An irrigation ditch running along her seven-acre lot is plugged up with trees and other foliage. That becomes a problem when the planting season rolls around and irrigation water begins flowing down from Provo River. If her neighbors upstream don't use their full share of water, the 87-year-old ends up with the extra -- and it eventually flows over the banks of the ditch into her field. Durrant's daughter, Alice, said that happened as often as twice a week last summer. The biggest concern, she said, is for the kids from nearby Amelia Earhart Elementary School who play around the ditch.
"It's dangerous," she said. "Somebody is going to drown in that ditch."
But Alice, who moved in with her mother six years ago to help care for her and the land, said concern is not the only feeling she has. There's also a sense of frustration and intense annoyance, because in her mind, the city and the local irrigation company have never followed through on their parts of a 45-year-old agreement to take care of the problem. Only now have the parties regrouped to discuss how to handle it.

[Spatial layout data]
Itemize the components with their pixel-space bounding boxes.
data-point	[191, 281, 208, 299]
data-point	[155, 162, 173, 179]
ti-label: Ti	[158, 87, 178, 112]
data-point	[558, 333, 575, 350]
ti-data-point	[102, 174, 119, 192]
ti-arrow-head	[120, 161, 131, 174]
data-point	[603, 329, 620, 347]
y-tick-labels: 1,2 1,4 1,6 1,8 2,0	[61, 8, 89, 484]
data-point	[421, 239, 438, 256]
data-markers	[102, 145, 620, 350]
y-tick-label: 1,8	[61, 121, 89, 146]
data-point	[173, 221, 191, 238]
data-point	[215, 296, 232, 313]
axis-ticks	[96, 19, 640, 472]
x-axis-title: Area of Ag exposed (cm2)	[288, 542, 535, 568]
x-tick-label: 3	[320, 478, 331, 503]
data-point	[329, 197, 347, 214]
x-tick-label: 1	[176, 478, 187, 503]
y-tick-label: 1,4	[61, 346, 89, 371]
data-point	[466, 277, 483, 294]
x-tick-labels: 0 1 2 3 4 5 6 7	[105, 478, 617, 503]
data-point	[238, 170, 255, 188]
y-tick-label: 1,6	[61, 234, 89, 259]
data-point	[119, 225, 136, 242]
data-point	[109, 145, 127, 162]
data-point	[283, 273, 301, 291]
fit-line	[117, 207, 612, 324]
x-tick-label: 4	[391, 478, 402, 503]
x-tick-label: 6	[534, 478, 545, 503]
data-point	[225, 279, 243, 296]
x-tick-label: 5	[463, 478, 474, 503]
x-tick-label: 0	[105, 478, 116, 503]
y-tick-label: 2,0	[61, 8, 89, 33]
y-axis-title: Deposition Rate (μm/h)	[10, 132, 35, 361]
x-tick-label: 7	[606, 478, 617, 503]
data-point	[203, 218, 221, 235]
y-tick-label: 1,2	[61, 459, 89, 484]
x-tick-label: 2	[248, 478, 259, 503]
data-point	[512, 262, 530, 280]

STATED GOAL 1:
Can you condense the paragraph of the ditch article that begins "An irrigation ditch running along" into a short list that keeps its main facts?
STATED GOAL 2:
Would you reproduce the ditch article word for word, everything from "An irrigation ditch" down to "around the ditch."?

WORKED ANSWER 1:
- An irrigation ditch along the 87-year-old owner's seven-acre lot is plugged up with trees and other foliage.
- In planting season, irrigation water flows down from Provo River. When upstream neighbors don't use their full share, the extra goes to her and eventually spills over the ditch banks into her field.
- Durrant's daughter, Alice, said this happened as often as twice a week last summer.
- Her biggest concern is for children from nearby Amelia Earhart Elementary School who play around the ditch.

WORKED ANSWER 2:
An irrigation ditch running along her seven-acre lot is plugged up with trees and other foliage. That becomes a problem when the planting season rolls around and irrigation water begins flowing down from Provo River. If her neighbors upstream don't use their full share of water, the 87-year-old ends up with the extra -- and it eventually flows over the banks of the ditch into her field. Durrant's daughter, Alice, said that happened as often as twice a week last summer. The biggest concern, she said, is for the kids from nearby Amelia Earhart Elementary School who play around the ditch.